▶ Requirements: Transcribe each of the records below exactly, excluding all pictures.

▶ Exercise data:
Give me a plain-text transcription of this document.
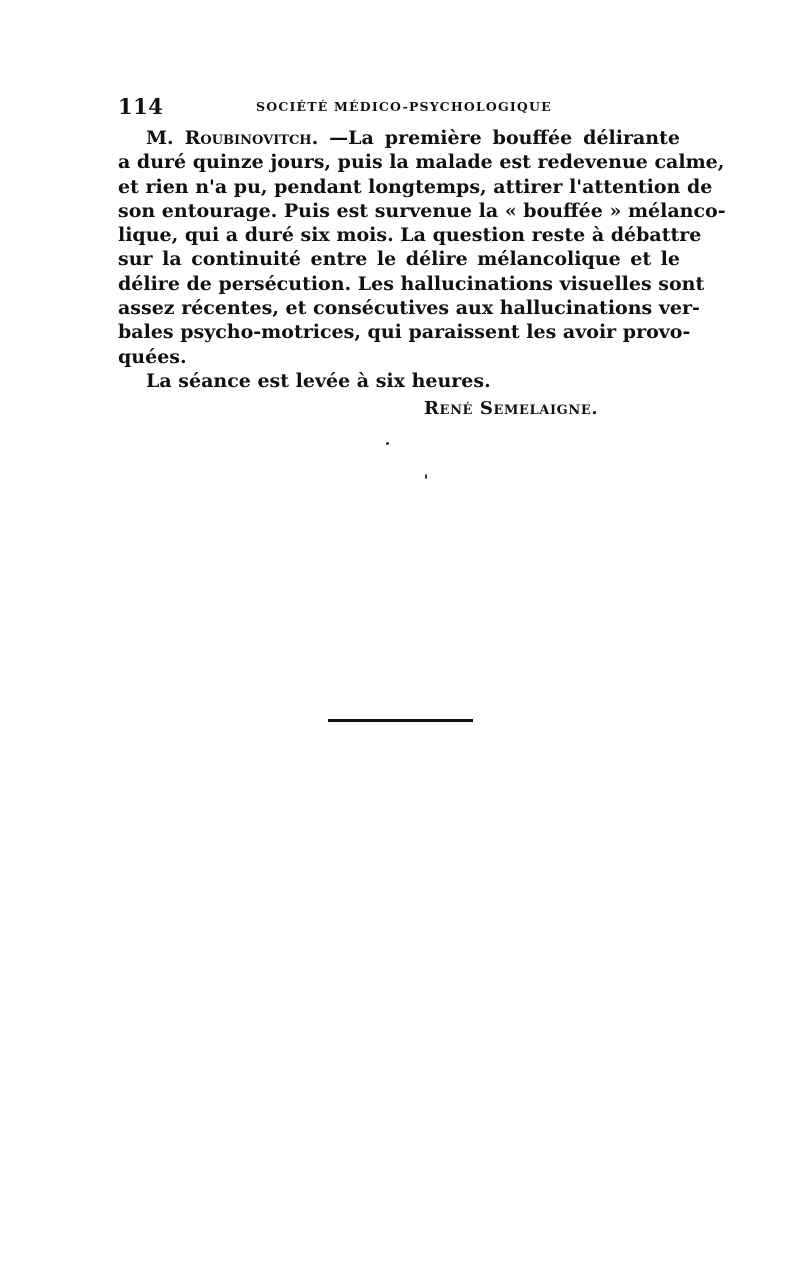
114	SOCIÉTÉ MÉDICO-PSYCHOLOGIQUE
M. Roubinovitch. —La première bouffée délirante
a duré quinze jours, puis la malade est redevenue calme,
et rien n'a pu, pendant longtemps, attirer l'attention de
son entourage. Puis est survenue la « bouffée » mélanco-
lique, qui a duré six mois. La question reste à débattre
sur la continuité entre le délire mélancolique et le
délire de persécution. Les hallucinations visuelles sont
assez récentes, et consécutives aux hallucinations ver-
bales psycho-motrices, qui paraissent les avoir provo-
quées.
La séance est levée à six heures.
René Semelaigne.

▶ Exercise response:
Give me a plain-text transcription of this document.
114	SOCIÉTÉ MÉDICO-PSYCHOLOGIQUE
M. Roubinovitch. —La première bouffée délirante
a duré quinze jours, puis la malade est redevenue calme,
et rien n'a pu, pendant longtemps, attirer l'attention de
son entourage. Puis est survenue la « bouffée » mélanco-
lique, qui a duré six mois. La question reste à débattre
sur la continuité entre le délire mélancolique et le
délire de persécution. Les hallucinations visuelles sont
assez récentes, et consécutives aux hallucinations ver-
bales psycho-motrices, qui paraissent les avoir provo-
quées.
La séance est levée à six heures.
René Semelaigne.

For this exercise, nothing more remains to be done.